Exercise aim
Leaving the pictures aside, transcribe every line below exactly.

Dataset items
————————

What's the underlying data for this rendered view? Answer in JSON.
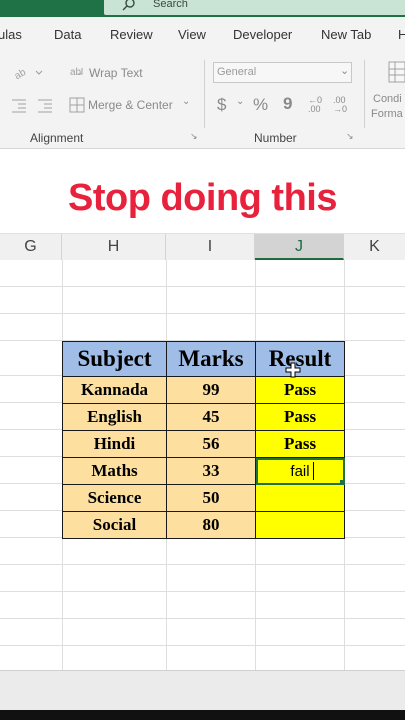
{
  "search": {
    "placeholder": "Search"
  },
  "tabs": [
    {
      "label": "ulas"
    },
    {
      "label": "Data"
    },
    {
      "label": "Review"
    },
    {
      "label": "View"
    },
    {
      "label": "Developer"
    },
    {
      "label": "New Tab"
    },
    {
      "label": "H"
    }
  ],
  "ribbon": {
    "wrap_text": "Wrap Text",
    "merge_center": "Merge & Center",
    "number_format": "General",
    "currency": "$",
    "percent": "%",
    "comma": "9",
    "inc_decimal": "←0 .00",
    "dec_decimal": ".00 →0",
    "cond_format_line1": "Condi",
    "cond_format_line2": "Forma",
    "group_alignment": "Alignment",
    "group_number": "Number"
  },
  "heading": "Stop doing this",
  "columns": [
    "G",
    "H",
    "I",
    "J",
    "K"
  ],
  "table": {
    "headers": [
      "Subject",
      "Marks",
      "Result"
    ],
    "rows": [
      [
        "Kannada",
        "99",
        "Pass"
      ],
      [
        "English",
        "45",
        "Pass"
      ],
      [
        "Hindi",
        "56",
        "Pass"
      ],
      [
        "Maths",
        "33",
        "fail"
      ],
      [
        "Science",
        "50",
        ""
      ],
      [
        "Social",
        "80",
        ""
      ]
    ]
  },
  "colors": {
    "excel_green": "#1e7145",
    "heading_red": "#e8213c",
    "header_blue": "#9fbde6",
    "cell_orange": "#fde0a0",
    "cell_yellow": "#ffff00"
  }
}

————————

Output of the exercise
What's the underlying data for this rendered view? Answer in JSON.
{
  "search": {
    "placeholder": "Search"
  },
  "tabs": [
    {
      "label": "ulas"
    },
    {
      "label": "Data"
    },
    {
      "label": "Review"
    },
    {
      "label": "View"
    },
    {
      "label": "Developer"
    },
    {
      "label": "New Tab"
    },
    {
      "label": "H"
    }
  ],
  "ribbon": {
    "wrap_text": "Wrap Text",
    "merge_center": "Merge & Center",
    "number_format": "General",
    "currency": "$",
    "percent": "%",
    "comma": "9",
    "inc_decimal": "←0 .00",
    "dec_decimal": ".00 →0",
    "cond_format_line1": "Condi",
    "cond_format_line2": "Forma",
    "group_alignment": "Alignment",
    "group_number": "Number"
  },
  "heading": "Stop doing this",
  "columns": [
    "G",
    "H",
    "I",
    "J",
    "K"
  ],
  "table": {
    "headers": [
      "Subject",
      "Marks",
      "Result"
    ],
    "rows": [
      [
        "Kannada",
        "99",
        "Pass"
      ],
      [
        "English",
        "45",
        "Pass"
      ],
      [
        "Hindi",
        "56",
        "Pass"
      ],
      [
        "Maths",
        "33",
        "fail"
      ],
      [
        "Science",
        "50",
        ""
      ],
      [
        "Social",
        "80",
        ""
      ]
    ]
  },
  "colors": {
    "excel_green": "#1e7145",
    "heading_red": "#e8213c",
    "header_blue": "#9fbde6",
    "cell_orange": "#fde0a0",
    "cell_yellow": "#ffff00"
  }
}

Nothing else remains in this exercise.